→ WHAT YOU HAVE TO DO
Reproduce all the entries exactly and keep the pictures out.

---

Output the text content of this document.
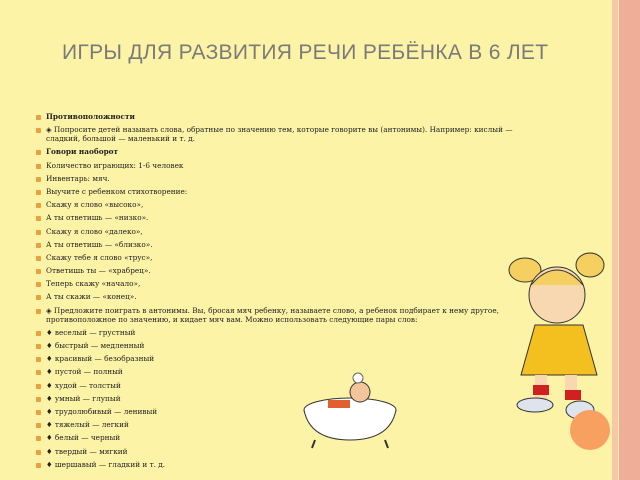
ИГРЫ ДЛЯ РАЗВИТИЯ РЕЧИ РЕБЁНКА В 6 ЛЕТ
Противоположности
◈ Попросите детей называть слова, обратные по значению тем, которые говорите вы (антонимы). Например: кислый — сладкий, большой — маленький и т. д.
Говори наоборот
Количество играющих: 1-6 человек
Инвентарь: мяч.
Выучите с ребенком стихотворение:
Скажу я слово «высоко»,
А ты ответишь — «низко».
Скажу я слово «далеко»,
А ты ответишь — «близко».
Скажу тебе я слово «трус»,
Ответишь ты — «храбрец».
Теперь скажу «начало»,
А ты скажи — «конец».
◈ Предложите поиграть в антонимы. Вы, бросая мяч ребенку, называете слово, а ребенок подбирает к нему другое, противоположное по значению, и кидает мяч вам. Можно использовать следующие пары слов:
♦ веселый — грустный
♦ быстрый — медленный
♦ красивый — безобразный
♦ пустой — полный
♦ худой — толстый
♦ умный — глупый
♦ трудолюбивый — ленивый
♦ тяжелый — легкий
♦ белый — черный
♦ твердый — мягкий
♦ шершавый — гладкий и т. д.
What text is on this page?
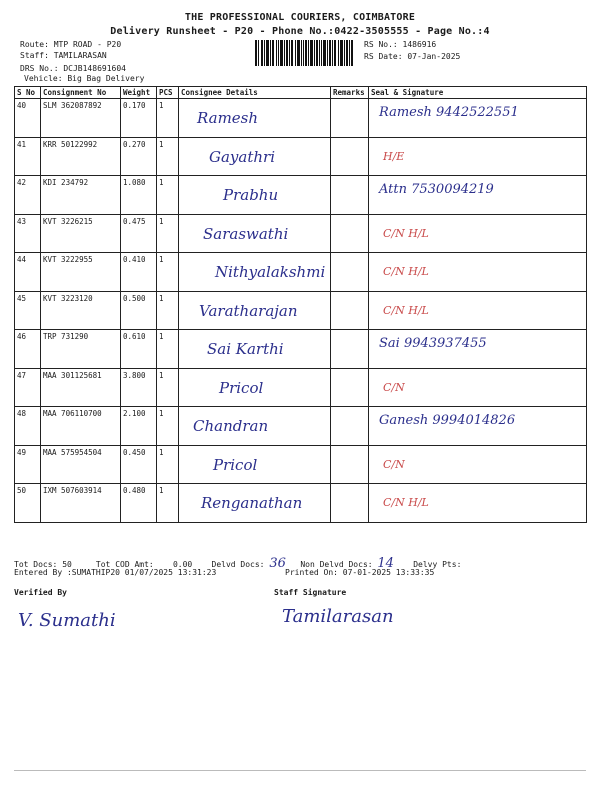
THE PROFESSIONAL COURIERS, COIMBATORE
Delivery Runsheet - P20 - Phone No.:0422-3505555 - Page No.:4
Route: MTP ROAD - P20
Staff: TAMILARASAN
DRS No.: DCJB148691604
Vehicle: Big Bag Delivery
RS No.: 1486916
RS Date: 07-Jan-2025
S No	Consignment No	Weight	PCS	Consignee Details	Remarks	Seal & Signature
40	SLM 362087892	0.170	1	Ramesh		Ramesh 9442522551

41	KRR 50122992	0.270	1	Gayathri		H/E

42	KDI 234792	1.080	1	Prabhu		Attn 7530094219

43	KVT 3226215	0.475	1	Saraswathi		C/N H/L

44	KVT 3222955	0.410	1	Nithyalakshmi		C/N H/L

45	KVT 3223120	0.500	1	Varatharajan		C/N H/L

46	TRP 731290	0.610	1	Sai Karthi		Sai 9943937455

47	MAA 301125681	3.800	1	Pricol		C/N

48	MAA 706110700	2.100	1	Chandran		Ganesh 9994014826

49	MAA 575954504	0.450	1	Pricol		C/N

50	IXM 507603914	0.480	1	Renganathan		C/N H/L
Tot Docs: 50	Tot COD Amt: 0.00 Delvd Docs: 36 Non Delvd Docs: 14 Delvy Pts:
Entered By :SUMATHIP20 01/07/2025 13:31:23	Printed On: 07-01-2025 13:33:35
Verified By	Staff Signature
V. Sumathi	Tamilarasan
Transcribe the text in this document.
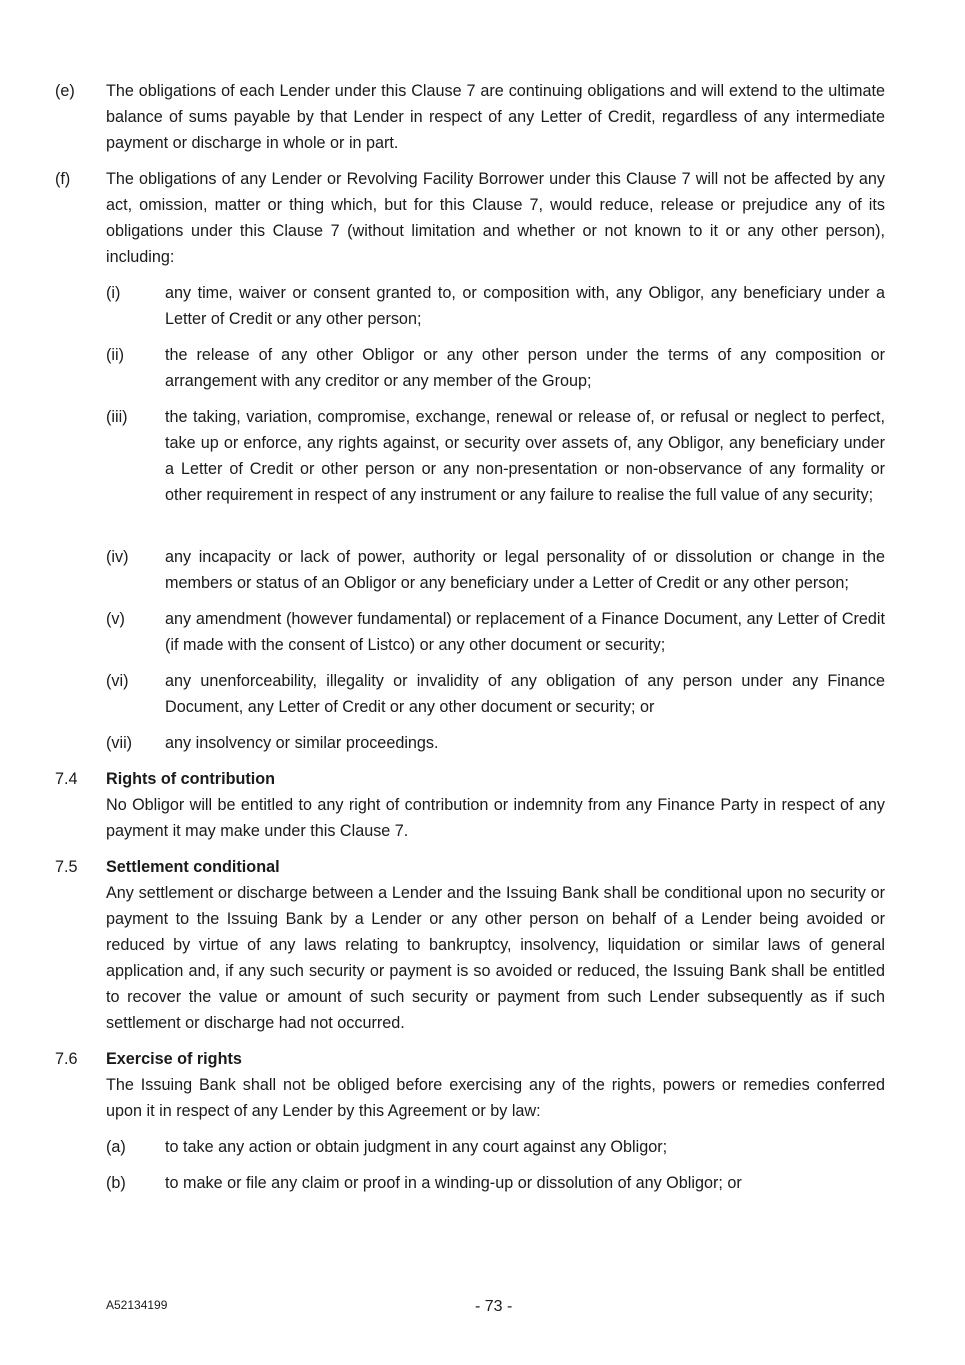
(e) The obligations of each Lender under this Clause 7 are continuing obligations and will extend to the ultimate balance of sums payable by that Lender in respect of any Letter of Credit, regardless of any intermediate payment or discharge in whole or in part.
(f) The obligations of any Lender or Revolving Facility Borrower under this Clause 7 will not be affected by any act, omission, matter or thing which, but for this Clause 7, would reduce, release or prejudice any of its obligations under this Clause 7 (without limitation and whether or not known to it or any other person), including:
(i)	any time, waiver or consent granted to, or composition with, any Obligor, any beneficiary under a Letter of Credit or any other person;
(ii)	the release of any other Obligor or any other person under the terms of any composition or arrangement with any creditor or any member of the Group;
(iii) the taking, variation, compromise, exchange, renewal or release of, or refusal or neglect to perfect, take up or enforce, any rights against, or security over assets of, any Obligor, any beneficiary under a Letter of Credit or other person or any non-presentation or non-observance of any formality or other requirement in respect of any instrument or any failure to realise the full value of any security;
(iv) any incapacity or lack of power, authority or legal personality of or dissolution or change in the members or status of an Obligor or any beneficiary under a Letter of Credit or any other person;
(v) any amendment (however fundamental) or replacement of a Finance Document, any Letter of Credit (if made with the consent of Listco) or any other document or security;
(vi) any unenforceability, illegality or invalidity of any obligation of any person under any Finance Document, any Letter of Credit or any other document or security; or
(vii) any insolvency or similar proceedings.
7.4 Rights of contribution
No Obligor will be entitled to any right of contribution or indemnity from any Finance Party in respect of any payment it may make under this Clause 7.
7.5 Settlement conditional
Any settlement or discharge between a Lender and the Issuing Bank shall be conditional upon no security or payment to the Issuing Bank by a Lender or any other person on behalf of a Lender being avoided or reduced by virtue of any laws relating to bankruptcy, insolvency, liquidation or similar laws of general application and, if any such security or payment is so avoided or reduced, the Issuing Bank shall be entitled to recover the value or amount of such security or payment from such Lender subsequently as if such settlement or discharge had not occurred.
7.6 Exercise of rights
The Issuing Bank shall not be obliged before exercising any of the rights, powers or remedies conferred upon it in respect of any Lender by this Agreement or by law:
(a) to take any action or obtain judgment in any court against any Obligor;
(b) to make or file any claim or proof in a winding-up or dissolution of any Obligor; or
A52134199	- 73 -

---

→ ANSWER
Output the text content of this document.
ИГРЫ ДЛЯ РАЗВИТИЯ РЕЧИ РЕБЁНКА В 6 ЛЕТ
Противоположности
◈ Попросите детей называть слова, обратные по значению тем, которые говорите вы (антонимы). Например: кислый — сладкий, большой — маленький и т. д.
Говори наоборот
Количество играющих: 1-6 человек
Инвентарь: мяч.
Выучите с ребенком стихотворение:
Скажу я слово «высоко»,
А ты ответишь — «низко».
Скажу я слово «далеко»,
А ты ответишь — «близко».
Скажу тебе я слово «трус»,
Ответишь ты — «храбрец».
Теперь скажу «начало»,
А ты скажи — «конец».
◈ Предложите поиграть в антонимы. Вы, бросая мяч ребенку, называете слово, а ребенок подбирает к нему другое, противоположное по значению, и кидает мяч вам. Можно использовать следующие пары слов:
♦ веселый — грустный
♦ быстрый — медленный
♦ красивый — безобразный
♦ пустой — полный
♦ худой — толстый
♦ умный — глупый
♦ трудолюбивый — ленивый
♦ тяжелый — легкий
♦ белый — черный
♦ твердый — мягкий
♦ шершавый — гладкий и т. д.
What text is on this page?
THE PROFESSIONAL COURIERS, COIMBATORE
Delivery Runsheet - P20 - Phone No.:0422-3505555 - Page No.:4
Route: MTP ROAD - P20
Staff: TAMILARASAN
DRS No.: DCJB148691604
Vehicle: Big Bag Delivery
RS No.: 1486916
RS Date: 07-Jan-2025
S No	Consignment No	Weight	PCS	Consignee Details	Remarks	Seal & Signature
40	SLM 362087892	0.170	1	Ramesh		Ramesh 9442522551

41	KRR 50122992	0.270	1	Gayathri		H/E

42	KDI 234792	1.080	1	Prabhu		Attn 7530094219

43	KVT 3226215	0.475	1	Saraswathi		C/N H/L

44	KVT 3222955	0.410	1	Nithyalakshmi		C/N H/L

45	KVT 3223120	0.500	1	Varatharajan		C/N H/L

46	TRP 731290	0.610	1	Sai Karthi		Sai 9943937455

47	MAA 301125681	3.800	1	Pricol		C/N

48	MAA 706110700	2.100	1	Chandran		Ganesh 9994014826

49	MAA 575954504	0.450	1	Pricol		C/N

50	IXM 507603914	0.480	1	Renganathan		C/N H/L
Tot Docs: 50	Tot COD Amt: 0.00 Delvd Docs: 36 Non Delvd Docs: 14 Delvy Pts:
Entered By :SUMATHIP20 01/07/2025 13:31:23	Printed On: 07-01-2025 13:33:35
Verified By	Staff Signature
V. Sumathi	Tamilarasan
Transcribe the text in this document.
(e) The obligations of each Lender under this Clause 7 are continuing obligations and will extend to the ultimate balance of sums payable by that Lender in respect of any Letter of Credit, regardless of any intermediate payment or discharge in whole or in part.
(f) The obligations of any Lender or Revolving Facility Borrower under this Clause 7 will not be affected by any act, omission, matter or thing which, but for this Clause 7, would reduce, release or prejudice any of its obligations under this Clause 7 (without limitation and whether or not known to it or any other person), including:
(i)	any time, waiver or consent granted to, or composition with, any Obligor, any beneficiary under a Letter of Credit or any other person;
(ii)	the release of any other Obligor or any other person under the terms of any composition or arrangement with any creditor or any member of the Group;
(iii) the taking, variation, compromise, exchange, renewal or release of, or refusal or neglect to perfect, take up or enforce, any rights against, or security over assets of, any Obligor, any beneficiary under a Letter of Credit or other person or any non-presentation or non-observance of any formality or other requirement in respect of any instrument or any failure to realise the full value of any security;
(iv) any incapacity or lack of power, authority or legal personality of or dissolution or change in the members or status of an Obligor or any beneficiary under a Letter of Credit or any other person;
(v) any amendment (however fundamental) or replacement of a Finance Document, any Letter of Credit (if made with the consent of Listco) or any other document or security;
(vi) any unenforceability, illegality or invalidity of any obligation of any person under any Finance Document, any Letter of Credit or any other document or security; or
(vii) any insolvency or similar proceedings.
7.4 Rights of contribution
No Obligor will be entitled to any right of contribution or indemnity from any Finance Party in respect of any payment it may make under this Clause 7.
7.5 Settlement conditional
Any settlement or discharge between a Lender and the Issuing Bank shall be conditional upon no security or payment to the Issuing Bank by a Lender or any other person on behalf of a Lender being avoided or reduced by virtue of any laws relating to bankruptcy, insolvency, liquidation or similar laws of general application and, if any such security or payment is so avoided or reduced, the Issuing Bank shall be entitled to recover the value or amount of such security or payment from such Lender subsequently as if such settlement or discharge had not occurred.
7.6 Exercise of rights
The Issuing Bank shall not be obliged before exercising any of the rights, powers or remedies conferred upon it in respect of any Lender by this Agreement or by law:
(a) to take any action or obtain judgment in any court against any Obligor;
(b) to make or file any claim or proof in a winding-up or dissolution of any Obligor; or
A52134199	- 73 -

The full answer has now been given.